Figure data in JSON
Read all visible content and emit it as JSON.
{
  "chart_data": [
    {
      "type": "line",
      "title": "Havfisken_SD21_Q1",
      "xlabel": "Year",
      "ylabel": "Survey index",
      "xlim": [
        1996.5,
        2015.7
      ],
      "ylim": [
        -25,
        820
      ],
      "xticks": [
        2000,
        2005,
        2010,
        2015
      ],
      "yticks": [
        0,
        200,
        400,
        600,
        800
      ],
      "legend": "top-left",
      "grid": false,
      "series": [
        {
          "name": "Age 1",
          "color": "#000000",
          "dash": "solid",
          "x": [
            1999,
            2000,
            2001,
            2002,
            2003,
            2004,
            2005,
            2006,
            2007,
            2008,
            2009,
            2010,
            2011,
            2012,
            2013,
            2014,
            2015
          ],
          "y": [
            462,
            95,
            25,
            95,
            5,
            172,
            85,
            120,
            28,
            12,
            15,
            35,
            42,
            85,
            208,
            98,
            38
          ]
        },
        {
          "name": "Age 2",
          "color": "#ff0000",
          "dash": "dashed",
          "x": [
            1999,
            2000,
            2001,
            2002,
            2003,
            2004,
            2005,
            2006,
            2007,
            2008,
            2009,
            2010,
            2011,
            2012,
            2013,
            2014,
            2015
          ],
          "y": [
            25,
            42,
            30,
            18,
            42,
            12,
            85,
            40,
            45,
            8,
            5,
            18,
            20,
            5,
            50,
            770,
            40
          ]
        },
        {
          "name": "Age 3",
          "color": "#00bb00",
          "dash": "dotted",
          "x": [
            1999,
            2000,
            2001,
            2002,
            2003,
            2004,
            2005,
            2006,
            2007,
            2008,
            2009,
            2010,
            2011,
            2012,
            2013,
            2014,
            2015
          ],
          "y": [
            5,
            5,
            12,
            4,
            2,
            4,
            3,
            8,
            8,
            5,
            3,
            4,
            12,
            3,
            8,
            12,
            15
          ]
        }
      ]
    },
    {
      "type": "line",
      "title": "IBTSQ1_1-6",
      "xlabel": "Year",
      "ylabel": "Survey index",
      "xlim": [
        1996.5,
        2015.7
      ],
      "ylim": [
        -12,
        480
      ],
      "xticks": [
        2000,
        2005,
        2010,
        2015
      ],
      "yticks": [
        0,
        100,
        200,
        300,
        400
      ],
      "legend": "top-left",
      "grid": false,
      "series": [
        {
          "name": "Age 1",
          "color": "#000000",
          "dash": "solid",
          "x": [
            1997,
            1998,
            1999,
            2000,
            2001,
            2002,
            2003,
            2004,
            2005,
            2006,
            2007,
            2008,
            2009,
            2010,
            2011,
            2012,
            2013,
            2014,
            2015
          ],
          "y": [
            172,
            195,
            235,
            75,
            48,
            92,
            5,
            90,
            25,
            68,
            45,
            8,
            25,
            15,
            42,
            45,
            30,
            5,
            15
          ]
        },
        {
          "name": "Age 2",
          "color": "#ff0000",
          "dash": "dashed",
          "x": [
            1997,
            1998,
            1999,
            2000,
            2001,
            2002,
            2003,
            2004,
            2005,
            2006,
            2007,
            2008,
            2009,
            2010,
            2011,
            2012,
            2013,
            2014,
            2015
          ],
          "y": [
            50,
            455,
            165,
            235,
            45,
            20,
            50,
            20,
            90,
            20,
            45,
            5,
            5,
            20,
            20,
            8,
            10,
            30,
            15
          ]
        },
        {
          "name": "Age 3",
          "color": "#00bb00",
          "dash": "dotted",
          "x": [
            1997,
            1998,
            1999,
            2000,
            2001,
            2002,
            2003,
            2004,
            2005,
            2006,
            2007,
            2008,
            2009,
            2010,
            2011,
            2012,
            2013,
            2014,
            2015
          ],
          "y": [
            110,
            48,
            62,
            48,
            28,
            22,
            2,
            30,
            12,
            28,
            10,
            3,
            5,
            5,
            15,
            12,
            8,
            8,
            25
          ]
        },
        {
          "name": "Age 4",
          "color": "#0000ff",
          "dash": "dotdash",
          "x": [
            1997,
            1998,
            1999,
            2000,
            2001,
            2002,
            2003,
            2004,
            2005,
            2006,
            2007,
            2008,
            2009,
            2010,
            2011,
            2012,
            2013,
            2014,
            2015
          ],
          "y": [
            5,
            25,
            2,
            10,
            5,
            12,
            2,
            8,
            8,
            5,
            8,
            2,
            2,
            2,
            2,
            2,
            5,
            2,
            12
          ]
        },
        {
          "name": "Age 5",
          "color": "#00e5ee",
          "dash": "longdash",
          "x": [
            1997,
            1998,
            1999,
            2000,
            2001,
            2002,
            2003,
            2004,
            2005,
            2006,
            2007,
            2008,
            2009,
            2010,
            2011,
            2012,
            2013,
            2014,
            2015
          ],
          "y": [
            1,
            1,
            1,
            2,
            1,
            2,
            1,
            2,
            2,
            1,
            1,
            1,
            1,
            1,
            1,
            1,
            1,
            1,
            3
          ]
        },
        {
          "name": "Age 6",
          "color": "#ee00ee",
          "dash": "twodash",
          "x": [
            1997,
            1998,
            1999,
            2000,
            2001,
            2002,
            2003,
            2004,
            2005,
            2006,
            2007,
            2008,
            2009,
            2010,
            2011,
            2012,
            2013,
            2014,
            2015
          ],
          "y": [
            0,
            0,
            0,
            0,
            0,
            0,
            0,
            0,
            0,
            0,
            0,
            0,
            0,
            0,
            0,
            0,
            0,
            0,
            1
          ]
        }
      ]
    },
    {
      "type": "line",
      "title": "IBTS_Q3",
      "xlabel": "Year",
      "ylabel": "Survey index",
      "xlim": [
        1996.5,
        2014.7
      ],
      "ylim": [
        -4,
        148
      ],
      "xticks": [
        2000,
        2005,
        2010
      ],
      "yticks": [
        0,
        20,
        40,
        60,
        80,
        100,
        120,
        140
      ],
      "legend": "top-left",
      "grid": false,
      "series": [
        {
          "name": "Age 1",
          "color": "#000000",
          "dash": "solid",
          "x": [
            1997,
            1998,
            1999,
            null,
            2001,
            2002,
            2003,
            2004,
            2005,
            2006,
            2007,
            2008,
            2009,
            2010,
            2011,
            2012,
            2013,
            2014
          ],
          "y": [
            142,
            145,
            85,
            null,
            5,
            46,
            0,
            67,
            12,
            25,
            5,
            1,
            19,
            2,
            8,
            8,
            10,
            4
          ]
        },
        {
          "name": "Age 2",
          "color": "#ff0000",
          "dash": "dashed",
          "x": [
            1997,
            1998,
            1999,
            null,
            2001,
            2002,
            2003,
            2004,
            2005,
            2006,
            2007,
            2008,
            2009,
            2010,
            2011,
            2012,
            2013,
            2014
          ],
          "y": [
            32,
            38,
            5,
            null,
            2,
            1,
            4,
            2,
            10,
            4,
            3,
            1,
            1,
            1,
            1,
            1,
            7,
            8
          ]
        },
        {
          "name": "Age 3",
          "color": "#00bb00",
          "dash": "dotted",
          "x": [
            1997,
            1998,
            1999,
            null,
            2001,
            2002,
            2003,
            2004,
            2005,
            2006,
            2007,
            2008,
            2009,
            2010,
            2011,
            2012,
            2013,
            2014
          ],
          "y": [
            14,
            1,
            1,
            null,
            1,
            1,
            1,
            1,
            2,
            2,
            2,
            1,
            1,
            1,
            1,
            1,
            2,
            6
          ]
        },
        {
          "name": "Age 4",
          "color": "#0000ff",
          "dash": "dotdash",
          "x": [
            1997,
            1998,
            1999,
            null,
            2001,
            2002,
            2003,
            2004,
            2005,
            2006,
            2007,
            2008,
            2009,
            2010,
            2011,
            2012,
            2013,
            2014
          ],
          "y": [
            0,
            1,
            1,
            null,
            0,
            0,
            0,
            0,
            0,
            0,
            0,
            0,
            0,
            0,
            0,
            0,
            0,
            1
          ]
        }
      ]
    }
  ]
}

■ **PROMPT**: Reproduce all data above, unchanged.

■ **SOLUTION BELOW**:
Read all visible content and emit it as JSON.
{
  "chart_data": [
    {
      "type": "line",
      "title": "Havfisken_SD21_Q1",
      "xlabel": "Year",
      "ylabel": "Survey index",
      "xlim": [
        1996.5,
        2015.7
      ],
      "ylim": [
        -25,
        820
      ],
      "xticks": [
        2000,
        2005,
        2010,
        2015
      ],
      "yticks": [
        0,
        200,
        400,
        600,
        800
      ],
      "legend": "top-left",
      "grid": false,
      "series": [
        {
          "name": "Age 1",
          "color": "#000000",
          "dash": "solid",
          "x": [
            1999,
            2000,
            2001,
            2002,
            2003,
            2004,
            2005,
            2006,
            2007,
            2008,
            2009,
            2010,
            2011,
            2012,
            2013,
            2014,
            2015
          ],
          "y": [
            462,
            95,
            25,
            95,
            5,
            172,
            85,
            120,
            28,
            12,
            15,
            35,
            42,
            85,
            208,
            98,
            38
          ]
        },
        {
          "name": "Age 2",
          "color": "#ff0000",
          "dash": "dashed",
          "x": [
            1999,
            2000,
            2001,
            2002,
            2003,
            2004,
            2005,
            2006,
            2007,
            2008,
            2009,
            2010,
            2011,
            2012,
            2013,
            2014,
            2015
          ],
          "y": [
            25,
            42,
            30,
            18,
            42,
            12,
            85,
            40,
            45,
            8,
            5,
            18,
            20,
            5,
            50,
            770,
            40
          ]
        },
        {
          "name": "Age 3",
          "color": "#00bb00",
          "dash": "dotted",
          "x": [
            1999,
            2000,
            2001,
            2002,
            2003,
            2004,
            2005,
            2006,
            2007,
            2008,
            2009,
            2010,
            2011,
            2012,
            2013,
            2014,
            2015
          ],
          "y": [
            5,
            5,
            12,
            4,
            2,
            4,
            3,
            8,
            8,
            5,
            3,
            4,
            12,
            3,
            8,
            12,
            15
          ]
        }
      ]
    },
    {
      "type": "line",
      "title": "IBTSQ1_1-6",
      "xlabel": "Year",
      "ylabel": "Survey index",
      "xlim": [
        1996.5,
        2015.7
      ],
      "ylim": [
        -12,
        480
      ],
      "xticks": [
        2000,
        2005,
        2010,
        2015
      ],
      "yticks": [
        0,
        100,
        200,
        300,
        400
      ],
      "legend": "top-left",
      "grid": false,
      "series": [
        {
          "name": "Age 1",
          "color": "#000000",
          "dash": "solid",
          "x": [
            1997,
            1998,
            1999,
            2000,
            2001,
            2002,
            2003,
            2004,
            2005,
            2006,
            2007,
            2008,
            2009,
            2010,
            2011,
            2012,
            2013,
            2014,
            2015
          ],
          "y": [
            172,
            195,
            235,
            75,
            48,
            92,
            5,
            90,
            25,
            68,
            45,
            8,
            25,
            15,
            42,
            45,
            30,
            5,
            15
          ]
        },
        {
          "name": "Age 2",
          "color": "#ff0000",
          "dash": "dashed",
          "x": [
            1997,
            1998,
            1999,
            2000,
            2001,
            2002,
            2003,
            2004,
            2005,
            2006,
            2007,
            2008,
            2009,
            2010,
            2011,
            2012,
            2013,
            2014,
            2015
          ],
          "y": [
            50,
            455,
            165,
            235,
            45,
            20,
            50,
            20,
            90,
            20,
            45,
            5,
            5,
            20,
            20,
            8,
            10,
            30,
            15
          ]
        },
        {
          "name": "Age 3",
          "color": "#00bb00",
          "dash": "dotted",
          "x": [
            1997,
            1998,
            1999,
            2000,
            2001,
            2002,
            2003,
            2004,
            2005,
            2006,
            2007,
            2008,
            2009,
            2010,
            2011,
            2012,
            2013,
            2014,
            2015
          ],
          "y": [
            110,
            48,
            62,
            48,
            28,
            22,
            2,
            30,
            12,
            28,
            10,
            3,
            5,
            5,
            15,
            12,
            8,
            8,
            25
          ]
        },
        {
          "name": "Age 4",
          "color": "#0000ff",
          "dash": "dotdash",
          "x": [
            1997,
            1998,
            1999,
            2000,
            2001,
            2002,
            2003,
            2004,
            2005,
            2006,
            2007,
            2008,
            2009,
            2010,
            2011,
            2012,
            2013,
            2014,
            2015
          ],
          "y": [
            5,
            25,
            2,
            10,
            5,
            12,
            2,
            8,
            8,
            5,
            8,
            2,
            2,
            2,
            2,
            2,
            5,
            2,
            12
          ]
        },
        {
          "name": "Age 5",
          "color": "#00e5ee",
          "dash": "longdash",
          "x": [
            1997,
            1998,
            1999,
            2000,
            2001,
            2002,
            2003,
            2004,
            2005,
            2006,
            2007,
            2008,
            2009,
            2010,
            2011,
            2012,
            2013,
            2014,
            2015
          ],
          "y": [
            1,
            1,
            1,
            2,
            1,
            2,
            1,
            2,
            2,
            1,
            1,
            1,
            1,
            1,
            1,
            1,
            1,
            1,
            3
          ]
        },
        {
          "name": "Age 6",
          "color": "#ee00ee",
          "dash": "twodash",
          "x": [
            1997,
            1998,
            1999,
            2000,
            2001,
            2002,
            2003,
            2004,
            2005,
            2006,
            2007,
            2008,
            2009,
            2010,
            2011,
            2012,
            2013,
            2014,
            2015
          ],
          "y": [
            0,
            0,
            0,
            0,
            0,
            0,
            0,
            0,
            0,
            0,
            0,
            0,
            0,
            0,
            0,
            0,
            0,
            0,
            1
          ]
        }
      ]
    },
    {
      "type": "line",
      "title": "IBTS_Q3",
      "xlabel": "Year",
      "ylabel": "Survey index",
      "xlim": [
        1996.5,
        2014.7
      ],
      "ylim": [
        -4,
        148
      ],
      "xticks": [
        2000,
        2005,
        2010
      ],
      "yticks": [
        0,
        20,
        40,
        60,
        80,
        100,
        120,
        140
      ],
      "legend": "top-left",
      "grid": false,
      "series": [
        {
          "name": "Age 1",
          "color": "#000000",
          "dash": "solid",
          "x": [
            1997,
            1998,
            1999,
            null,
            2001,
            2002,
            2003,
            2004,
            2005,
            2006,
            2007,
            2008,
            2009,
            2010,
            2011,
            2012,
            2013,
            2014
          ],
          "y": [
            142,
            145,
            85,
            null,
            5,
            46,
            0,
            67,
            12,
            25,
            5,
            1,
            19,
            2,
            8,
            8,
            10,
            4
          ]
        },
        {
          "name": "Age 2",
          "color": "#ff0000",
          "dash": "dashed",
          "x": [
            1997,
            1998,
            1999,
            null,
            2001,
            2002,
            2003,
            2004,
            2005,
            2006,
            2007,
            2008,
            2009,
            2010,
            2011,
            2012,
            2013,
            2014
          ],
          "y": [
            32,
            38,
            5,
            null,
            2,
            1,
            4,
            2,
            10,
            4,
            3,
            1,
            1,
            1,
            1,
            1,
            7,
            8
          ]
        },
        {
          "name": "Age 3",
          "color": "#00bb00",
          "dash": "dotted",
          "x": [
            1997,
            1998,
            1999,
            null,
            2001,
            2002,
            2003,
            2004,
            2005,
            2006,
            2007,
            2008,
            2009,
            2010,
            2011,
            2012,
            2013,
            2014
          ],
          "y": [
            14,
            1,
            1,
            null,
            1,
            1,
            1,
            1,
            2,
            2,
            2,
            1,
            1,
            1,
            1,
            1,
            2,
            6
          ]
        },
        {
          "name": "Age 4",
          "color": "#0000ff",
          "dash": "dotdash",
          "x": [
            1997,
            1998,
            1999,
            null,
            2001,
            2002,
            2003,
            2004,
            2005,
            2006,
            2007,
            2008,
            2009,
            2010,
            2011,
            2012,
            2013,
            2014
          ],
          "y": [
            0,
            1,
            1,
            null,
            0,
            0,
            0,
            0,
            0,
            0,
            0,
            0,
            0,
            0,
            0,
            0,
            0,
            1
          ]
        }
      ]
    }
  ]
}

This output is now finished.